**Görev:** Aşağıdaki metinde "AKP iktidarı, Türk" ile başlayıp "noktaya nasıl geldi?" ifadesine kadar süren bölümü kelimesi kelimesine aktarın.

**Metin:**

_ _ _ _ _ _ _

# Duyuru > Vatan SATILIYOR!!!!! >  Türkiye''yi nasıl paylaştılar?

## atoybil

*Türkiye''yi nasıl paylaştılar?.........Aslan Blut

*

AKP iktidarı, Türk halkının gözü önünde, Telekom demeden, Tüpraş demeden, Erdemir demeden, Galata demeden, Haydarpaşa demeden, medya kuruluşları demeden Türkiye''nin neyi var neyi yoksa satıyor! 
Bugünlerde, toptan satışlara bazı sendikalardan, bazı aydınlardan tepkiler geliyor ancak siyasi partilerden neredeyse ses çıkmıyor! 

*** 

Peki Türkiye bu noktaya nasıl geldi? 
* 13 Mayıs 2003 günü bu gazetede, gazeteci John Pilger''in "Küresel Yağmacılığın Gerçek Yüzü" kitabından bazı tespitler almış, Endonezya''nın 1967 yılında Yahudi sermayesi tarafından nasıl paylaşıldığını bilginize sunmuş ve Türkiye''de uygulanacak satış modelinin de aynı olduğunu belirtmiştik!

_ _ _ _ _ _ _

**Liste:**
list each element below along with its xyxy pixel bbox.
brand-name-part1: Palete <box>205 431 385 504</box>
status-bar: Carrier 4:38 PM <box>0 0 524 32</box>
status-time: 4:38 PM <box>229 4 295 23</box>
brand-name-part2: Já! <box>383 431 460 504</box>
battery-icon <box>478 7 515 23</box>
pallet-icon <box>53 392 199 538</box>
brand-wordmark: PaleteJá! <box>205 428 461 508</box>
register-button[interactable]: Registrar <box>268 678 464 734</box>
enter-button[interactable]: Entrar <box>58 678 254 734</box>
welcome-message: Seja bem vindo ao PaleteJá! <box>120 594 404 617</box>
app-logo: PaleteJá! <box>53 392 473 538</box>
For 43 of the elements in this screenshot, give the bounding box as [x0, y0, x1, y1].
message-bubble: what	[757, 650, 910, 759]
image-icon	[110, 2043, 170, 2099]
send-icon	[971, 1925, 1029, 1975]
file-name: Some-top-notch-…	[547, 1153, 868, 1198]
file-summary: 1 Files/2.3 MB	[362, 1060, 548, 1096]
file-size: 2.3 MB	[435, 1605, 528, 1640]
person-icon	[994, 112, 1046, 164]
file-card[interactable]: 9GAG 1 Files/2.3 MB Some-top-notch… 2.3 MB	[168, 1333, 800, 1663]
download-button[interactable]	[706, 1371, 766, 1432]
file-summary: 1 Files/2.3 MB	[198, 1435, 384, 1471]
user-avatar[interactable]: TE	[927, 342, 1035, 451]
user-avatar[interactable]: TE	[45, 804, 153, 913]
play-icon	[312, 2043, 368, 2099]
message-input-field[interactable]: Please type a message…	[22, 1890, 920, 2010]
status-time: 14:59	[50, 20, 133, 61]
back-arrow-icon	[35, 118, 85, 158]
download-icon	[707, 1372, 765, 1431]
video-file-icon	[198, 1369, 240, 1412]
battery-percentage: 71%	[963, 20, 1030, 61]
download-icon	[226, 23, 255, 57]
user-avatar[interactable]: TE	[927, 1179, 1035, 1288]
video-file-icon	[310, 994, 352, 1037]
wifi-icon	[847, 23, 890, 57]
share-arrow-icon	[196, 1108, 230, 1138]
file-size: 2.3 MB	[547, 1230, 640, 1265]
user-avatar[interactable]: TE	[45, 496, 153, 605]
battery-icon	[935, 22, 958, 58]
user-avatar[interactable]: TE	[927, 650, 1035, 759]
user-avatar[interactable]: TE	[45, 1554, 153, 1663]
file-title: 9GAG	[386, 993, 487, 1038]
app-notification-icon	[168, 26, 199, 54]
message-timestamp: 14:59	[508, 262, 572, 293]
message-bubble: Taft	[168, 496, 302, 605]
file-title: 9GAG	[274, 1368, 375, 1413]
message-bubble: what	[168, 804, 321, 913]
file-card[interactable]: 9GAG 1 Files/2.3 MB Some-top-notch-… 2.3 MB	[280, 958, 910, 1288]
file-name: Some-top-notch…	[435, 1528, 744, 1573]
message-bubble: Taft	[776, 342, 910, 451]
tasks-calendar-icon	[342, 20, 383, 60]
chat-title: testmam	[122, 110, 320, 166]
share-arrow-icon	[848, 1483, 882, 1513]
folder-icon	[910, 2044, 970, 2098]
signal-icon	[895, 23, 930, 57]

_ _ _ _ _ _ _

**Çıktı:**
AKP iktidarı, Türk halkının gözü önünde, Telekom demeden, Tüpraş demeden, Erdemir demeden, Galata demeden, Haydarpaşa demeden, medya kuruluşları demeden Türkiye''nin neyi var neyi yoksa satıyor! 
Bugünlerde, toptan satışlara bazı sendikalardan, bazı aydınlardan tepkiler geliyor ancak siyasi partilerden neredeyse ses çıkmıyor! 

*** 

Peki Türkiye bu noktaya nasıl geldi?